(Do this): List every line below containing "para".

(Data in this exercise):
☆ ☆ ☆ ☆

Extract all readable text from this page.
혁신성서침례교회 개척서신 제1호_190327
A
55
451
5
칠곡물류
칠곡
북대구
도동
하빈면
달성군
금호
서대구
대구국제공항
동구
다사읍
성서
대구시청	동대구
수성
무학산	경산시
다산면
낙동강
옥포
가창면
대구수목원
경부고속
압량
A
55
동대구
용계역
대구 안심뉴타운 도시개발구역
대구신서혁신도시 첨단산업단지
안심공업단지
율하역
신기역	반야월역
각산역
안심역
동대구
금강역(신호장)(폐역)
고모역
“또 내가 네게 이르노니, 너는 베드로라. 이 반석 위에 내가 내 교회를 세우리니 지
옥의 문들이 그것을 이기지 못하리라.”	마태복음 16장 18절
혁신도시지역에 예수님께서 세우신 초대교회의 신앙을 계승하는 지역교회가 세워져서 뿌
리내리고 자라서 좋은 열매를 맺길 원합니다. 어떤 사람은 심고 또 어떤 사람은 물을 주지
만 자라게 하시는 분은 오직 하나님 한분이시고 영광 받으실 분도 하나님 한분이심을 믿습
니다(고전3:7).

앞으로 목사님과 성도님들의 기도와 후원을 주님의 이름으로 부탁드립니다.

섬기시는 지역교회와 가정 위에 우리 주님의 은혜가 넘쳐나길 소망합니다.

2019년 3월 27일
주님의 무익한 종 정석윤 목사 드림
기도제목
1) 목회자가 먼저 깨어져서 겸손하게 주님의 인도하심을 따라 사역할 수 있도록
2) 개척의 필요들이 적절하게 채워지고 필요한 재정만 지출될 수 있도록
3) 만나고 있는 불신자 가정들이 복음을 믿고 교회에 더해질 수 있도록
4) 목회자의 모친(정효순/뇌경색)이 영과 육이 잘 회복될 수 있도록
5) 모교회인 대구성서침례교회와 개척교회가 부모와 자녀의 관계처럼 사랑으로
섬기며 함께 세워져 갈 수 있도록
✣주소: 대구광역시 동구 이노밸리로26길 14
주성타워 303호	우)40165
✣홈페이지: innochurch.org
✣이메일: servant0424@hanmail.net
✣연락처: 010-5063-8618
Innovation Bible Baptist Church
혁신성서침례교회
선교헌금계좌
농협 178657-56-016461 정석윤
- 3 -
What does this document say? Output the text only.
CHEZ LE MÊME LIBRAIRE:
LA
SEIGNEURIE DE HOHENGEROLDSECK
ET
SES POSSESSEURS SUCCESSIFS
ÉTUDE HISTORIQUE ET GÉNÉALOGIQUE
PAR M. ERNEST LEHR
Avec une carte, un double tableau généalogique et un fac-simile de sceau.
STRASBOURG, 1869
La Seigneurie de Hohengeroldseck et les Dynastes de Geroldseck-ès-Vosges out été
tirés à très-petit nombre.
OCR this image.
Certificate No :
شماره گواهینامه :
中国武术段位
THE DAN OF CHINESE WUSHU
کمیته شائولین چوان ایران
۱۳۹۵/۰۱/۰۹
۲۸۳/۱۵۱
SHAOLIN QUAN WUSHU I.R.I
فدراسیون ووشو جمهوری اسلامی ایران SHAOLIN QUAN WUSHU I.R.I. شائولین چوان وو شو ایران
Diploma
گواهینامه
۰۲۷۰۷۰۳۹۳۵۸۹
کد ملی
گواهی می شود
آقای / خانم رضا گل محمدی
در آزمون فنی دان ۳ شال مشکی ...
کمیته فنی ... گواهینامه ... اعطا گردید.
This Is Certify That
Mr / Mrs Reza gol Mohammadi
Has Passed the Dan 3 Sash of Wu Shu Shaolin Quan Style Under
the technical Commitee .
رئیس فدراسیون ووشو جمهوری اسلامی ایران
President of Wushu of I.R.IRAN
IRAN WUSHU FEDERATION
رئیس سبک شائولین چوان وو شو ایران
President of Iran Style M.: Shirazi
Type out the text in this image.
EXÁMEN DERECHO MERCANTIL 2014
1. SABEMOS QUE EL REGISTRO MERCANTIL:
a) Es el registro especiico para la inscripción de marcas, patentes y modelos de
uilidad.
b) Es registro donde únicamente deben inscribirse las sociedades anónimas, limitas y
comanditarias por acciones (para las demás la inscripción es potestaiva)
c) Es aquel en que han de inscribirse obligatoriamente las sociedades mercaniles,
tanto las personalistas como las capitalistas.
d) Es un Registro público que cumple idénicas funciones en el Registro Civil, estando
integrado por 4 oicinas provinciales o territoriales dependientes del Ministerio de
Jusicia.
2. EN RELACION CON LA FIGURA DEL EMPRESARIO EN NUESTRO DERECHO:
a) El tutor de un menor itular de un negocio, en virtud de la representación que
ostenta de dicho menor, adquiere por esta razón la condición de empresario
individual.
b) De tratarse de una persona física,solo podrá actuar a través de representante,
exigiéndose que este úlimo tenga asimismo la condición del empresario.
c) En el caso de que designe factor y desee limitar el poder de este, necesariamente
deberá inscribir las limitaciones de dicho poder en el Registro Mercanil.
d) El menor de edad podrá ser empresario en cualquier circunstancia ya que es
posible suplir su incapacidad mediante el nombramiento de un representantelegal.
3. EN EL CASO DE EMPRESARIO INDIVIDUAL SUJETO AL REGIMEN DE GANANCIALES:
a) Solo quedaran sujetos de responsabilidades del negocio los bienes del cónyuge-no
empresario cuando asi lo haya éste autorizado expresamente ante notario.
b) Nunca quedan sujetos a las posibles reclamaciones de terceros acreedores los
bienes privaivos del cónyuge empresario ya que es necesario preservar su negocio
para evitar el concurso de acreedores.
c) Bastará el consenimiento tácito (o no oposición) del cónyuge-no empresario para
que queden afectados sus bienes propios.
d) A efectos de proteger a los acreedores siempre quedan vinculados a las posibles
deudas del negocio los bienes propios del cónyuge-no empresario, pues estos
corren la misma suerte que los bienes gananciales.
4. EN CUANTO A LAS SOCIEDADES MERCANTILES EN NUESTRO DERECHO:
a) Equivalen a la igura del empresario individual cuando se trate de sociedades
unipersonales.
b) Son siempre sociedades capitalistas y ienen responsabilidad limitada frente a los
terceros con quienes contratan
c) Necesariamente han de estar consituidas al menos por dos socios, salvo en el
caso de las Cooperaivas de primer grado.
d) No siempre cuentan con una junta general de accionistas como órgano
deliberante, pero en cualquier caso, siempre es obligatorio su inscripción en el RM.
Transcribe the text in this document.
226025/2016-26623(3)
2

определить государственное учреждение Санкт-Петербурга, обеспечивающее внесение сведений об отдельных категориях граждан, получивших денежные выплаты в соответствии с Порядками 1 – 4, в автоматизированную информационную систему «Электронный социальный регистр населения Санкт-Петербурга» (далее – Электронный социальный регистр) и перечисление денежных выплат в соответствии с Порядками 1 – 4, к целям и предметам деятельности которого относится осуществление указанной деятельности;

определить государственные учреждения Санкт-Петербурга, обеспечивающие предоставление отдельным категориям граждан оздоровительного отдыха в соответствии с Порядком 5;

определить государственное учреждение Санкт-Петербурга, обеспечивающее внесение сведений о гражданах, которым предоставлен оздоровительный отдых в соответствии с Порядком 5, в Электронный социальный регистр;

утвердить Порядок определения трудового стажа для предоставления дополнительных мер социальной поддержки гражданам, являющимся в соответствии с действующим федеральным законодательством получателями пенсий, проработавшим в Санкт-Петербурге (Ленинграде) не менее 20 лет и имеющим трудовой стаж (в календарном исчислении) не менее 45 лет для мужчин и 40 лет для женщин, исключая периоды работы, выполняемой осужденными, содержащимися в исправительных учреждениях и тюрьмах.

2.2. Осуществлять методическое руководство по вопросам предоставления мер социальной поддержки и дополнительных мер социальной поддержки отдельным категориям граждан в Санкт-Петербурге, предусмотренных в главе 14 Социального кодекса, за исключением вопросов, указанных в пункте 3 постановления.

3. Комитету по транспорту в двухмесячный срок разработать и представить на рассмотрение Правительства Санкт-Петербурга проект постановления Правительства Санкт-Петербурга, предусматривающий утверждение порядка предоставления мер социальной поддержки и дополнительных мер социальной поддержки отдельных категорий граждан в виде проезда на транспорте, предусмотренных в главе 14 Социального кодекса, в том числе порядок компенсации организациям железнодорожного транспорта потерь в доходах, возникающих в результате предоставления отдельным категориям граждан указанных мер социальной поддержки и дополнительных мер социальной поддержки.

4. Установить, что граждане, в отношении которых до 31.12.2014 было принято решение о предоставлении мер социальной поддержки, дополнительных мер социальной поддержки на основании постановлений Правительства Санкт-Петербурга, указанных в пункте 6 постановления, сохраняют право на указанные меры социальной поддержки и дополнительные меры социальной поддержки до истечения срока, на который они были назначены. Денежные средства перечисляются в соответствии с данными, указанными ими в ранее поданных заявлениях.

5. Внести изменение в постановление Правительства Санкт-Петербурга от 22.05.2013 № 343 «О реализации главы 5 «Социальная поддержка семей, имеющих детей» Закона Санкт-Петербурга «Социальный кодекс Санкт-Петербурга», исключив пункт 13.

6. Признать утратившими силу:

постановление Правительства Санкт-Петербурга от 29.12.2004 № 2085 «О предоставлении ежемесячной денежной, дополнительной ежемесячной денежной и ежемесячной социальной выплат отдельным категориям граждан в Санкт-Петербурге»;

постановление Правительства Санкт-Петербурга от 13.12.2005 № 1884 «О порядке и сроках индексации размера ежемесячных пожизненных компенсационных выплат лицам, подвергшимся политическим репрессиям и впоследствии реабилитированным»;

☆ ☆ ☆ ☆

(Exercise answer):
a) Es el registro especiico para la inscripción de marcas, patentes y modelos de
comanditarias por acciones (para las demás la inscripción es potestaiva)
para evitar el concurso de acreedores.
c) Bastará el consenimiento tácito (o no oposición) del cónyuge-no empresario para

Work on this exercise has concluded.